→ **The input**:
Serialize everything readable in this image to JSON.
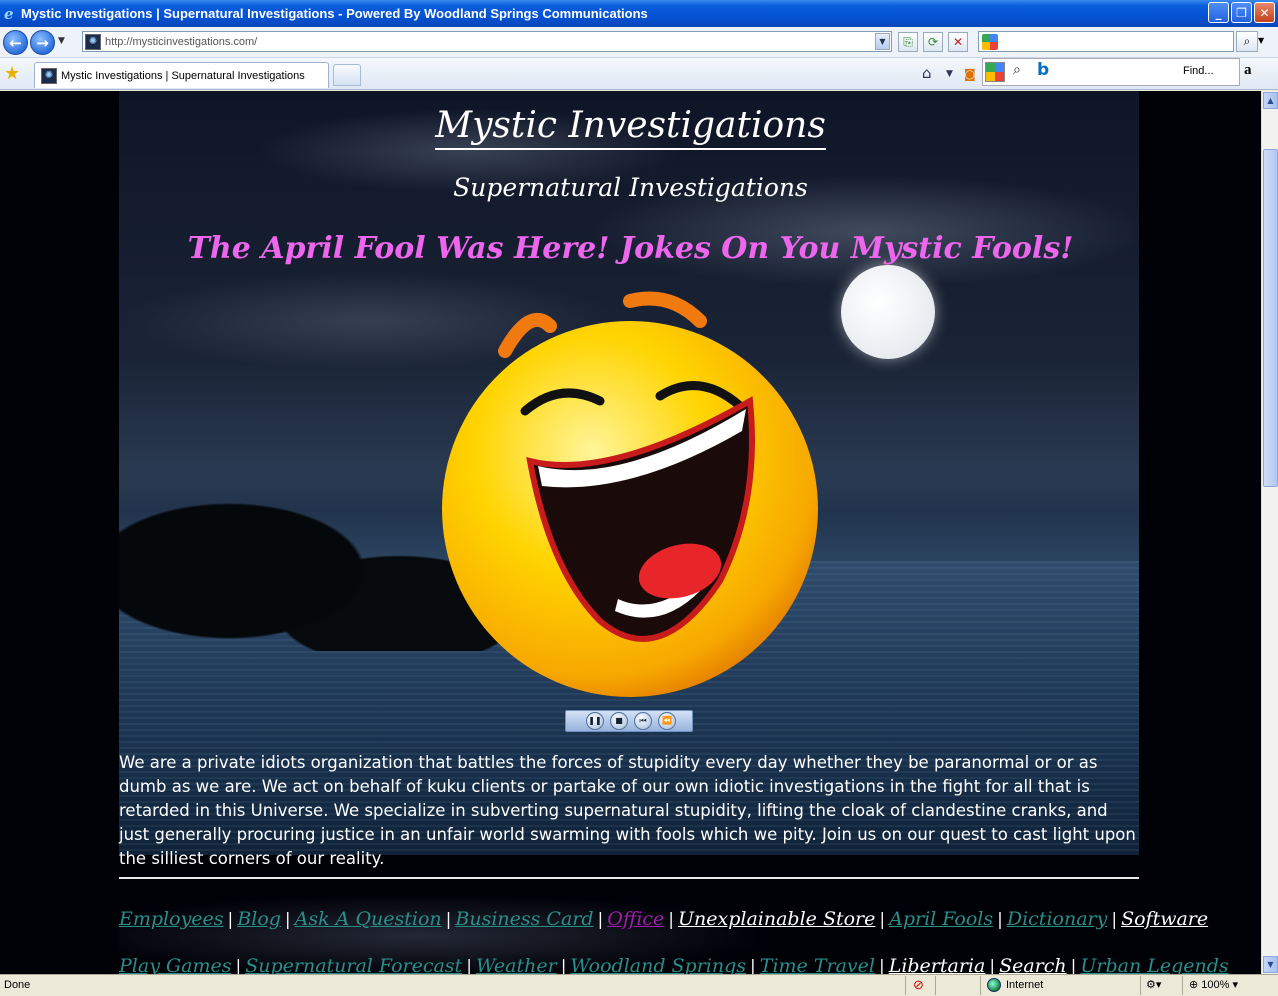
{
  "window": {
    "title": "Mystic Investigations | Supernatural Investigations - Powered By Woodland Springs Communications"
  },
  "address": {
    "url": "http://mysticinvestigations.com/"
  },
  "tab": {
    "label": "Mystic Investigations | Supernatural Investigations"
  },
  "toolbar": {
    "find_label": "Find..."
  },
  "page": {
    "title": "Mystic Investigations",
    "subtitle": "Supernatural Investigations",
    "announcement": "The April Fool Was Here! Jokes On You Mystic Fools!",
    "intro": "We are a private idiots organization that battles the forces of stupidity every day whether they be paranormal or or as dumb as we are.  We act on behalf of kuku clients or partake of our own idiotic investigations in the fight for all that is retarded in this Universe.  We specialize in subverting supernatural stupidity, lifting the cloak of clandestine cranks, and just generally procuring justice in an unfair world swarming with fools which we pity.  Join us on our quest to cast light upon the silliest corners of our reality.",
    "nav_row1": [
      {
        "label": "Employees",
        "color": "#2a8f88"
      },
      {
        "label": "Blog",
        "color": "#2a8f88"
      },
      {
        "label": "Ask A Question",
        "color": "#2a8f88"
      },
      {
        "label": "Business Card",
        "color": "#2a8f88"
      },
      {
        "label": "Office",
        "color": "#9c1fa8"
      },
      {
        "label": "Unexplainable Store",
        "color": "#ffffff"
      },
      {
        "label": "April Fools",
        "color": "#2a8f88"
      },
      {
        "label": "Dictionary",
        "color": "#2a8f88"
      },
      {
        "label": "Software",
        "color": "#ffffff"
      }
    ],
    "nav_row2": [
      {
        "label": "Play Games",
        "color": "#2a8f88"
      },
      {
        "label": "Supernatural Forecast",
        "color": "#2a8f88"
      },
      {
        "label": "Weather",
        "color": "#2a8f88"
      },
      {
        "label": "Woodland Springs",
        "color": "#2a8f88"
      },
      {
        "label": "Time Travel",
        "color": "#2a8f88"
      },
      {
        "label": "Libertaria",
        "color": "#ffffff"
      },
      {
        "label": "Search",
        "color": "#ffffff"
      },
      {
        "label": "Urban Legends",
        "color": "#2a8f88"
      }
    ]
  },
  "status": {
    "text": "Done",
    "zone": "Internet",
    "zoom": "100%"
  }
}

...

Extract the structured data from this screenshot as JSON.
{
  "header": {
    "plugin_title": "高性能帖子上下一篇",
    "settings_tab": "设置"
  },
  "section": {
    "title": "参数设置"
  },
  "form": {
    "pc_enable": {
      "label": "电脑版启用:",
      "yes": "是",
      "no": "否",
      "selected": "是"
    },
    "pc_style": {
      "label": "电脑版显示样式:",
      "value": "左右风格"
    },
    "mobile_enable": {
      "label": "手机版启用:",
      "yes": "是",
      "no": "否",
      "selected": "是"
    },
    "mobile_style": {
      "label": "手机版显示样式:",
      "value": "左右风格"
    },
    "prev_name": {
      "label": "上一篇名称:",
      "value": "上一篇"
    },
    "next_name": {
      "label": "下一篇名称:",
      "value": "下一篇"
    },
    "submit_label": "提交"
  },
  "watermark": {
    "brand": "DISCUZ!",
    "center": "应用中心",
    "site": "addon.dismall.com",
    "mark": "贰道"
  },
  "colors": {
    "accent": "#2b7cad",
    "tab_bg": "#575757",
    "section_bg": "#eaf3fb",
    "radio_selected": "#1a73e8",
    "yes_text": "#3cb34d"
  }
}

* * *

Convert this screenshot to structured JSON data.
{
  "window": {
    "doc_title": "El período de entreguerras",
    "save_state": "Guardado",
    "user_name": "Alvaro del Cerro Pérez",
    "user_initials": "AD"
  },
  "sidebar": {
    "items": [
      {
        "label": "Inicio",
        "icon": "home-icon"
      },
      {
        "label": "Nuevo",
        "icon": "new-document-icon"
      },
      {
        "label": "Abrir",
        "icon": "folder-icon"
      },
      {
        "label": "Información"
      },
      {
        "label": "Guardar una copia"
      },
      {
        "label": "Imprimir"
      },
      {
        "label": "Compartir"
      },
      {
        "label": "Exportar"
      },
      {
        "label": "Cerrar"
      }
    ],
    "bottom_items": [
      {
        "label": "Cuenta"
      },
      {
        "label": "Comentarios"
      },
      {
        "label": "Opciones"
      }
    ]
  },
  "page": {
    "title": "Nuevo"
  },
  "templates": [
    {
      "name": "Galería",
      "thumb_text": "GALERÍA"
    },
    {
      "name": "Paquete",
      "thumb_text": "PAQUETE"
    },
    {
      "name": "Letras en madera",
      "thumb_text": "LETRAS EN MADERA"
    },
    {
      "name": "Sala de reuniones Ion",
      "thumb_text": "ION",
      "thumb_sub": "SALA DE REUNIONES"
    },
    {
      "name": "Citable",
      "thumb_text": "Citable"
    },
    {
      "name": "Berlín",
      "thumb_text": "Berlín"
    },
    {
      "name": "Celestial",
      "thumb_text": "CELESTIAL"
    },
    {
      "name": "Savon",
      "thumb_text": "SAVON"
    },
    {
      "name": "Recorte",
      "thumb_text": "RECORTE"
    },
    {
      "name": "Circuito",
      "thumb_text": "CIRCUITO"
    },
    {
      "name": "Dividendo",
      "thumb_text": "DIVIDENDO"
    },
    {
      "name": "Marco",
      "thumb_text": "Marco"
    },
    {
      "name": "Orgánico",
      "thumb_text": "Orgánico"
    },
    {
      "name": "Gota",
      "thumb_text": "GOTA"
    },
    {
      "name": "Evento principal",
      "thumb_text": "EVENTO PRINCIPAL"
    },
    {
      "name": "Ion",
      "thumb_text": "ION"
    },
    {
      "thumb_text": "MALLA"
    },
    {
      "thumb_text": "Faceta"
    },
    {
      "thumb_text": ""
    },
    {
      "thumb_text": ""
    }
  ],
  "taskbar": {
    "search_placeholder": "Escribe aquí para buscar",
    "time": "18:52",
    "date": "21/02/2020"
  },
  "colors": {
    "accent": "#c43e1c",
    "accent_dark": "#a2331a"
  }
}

→ **Aim**: Show all lines above holding "icon".

→ **Task solution**:
        "icon": "home-icon"
        "icon": "new-document-icon"
        "icon": "folder-icon"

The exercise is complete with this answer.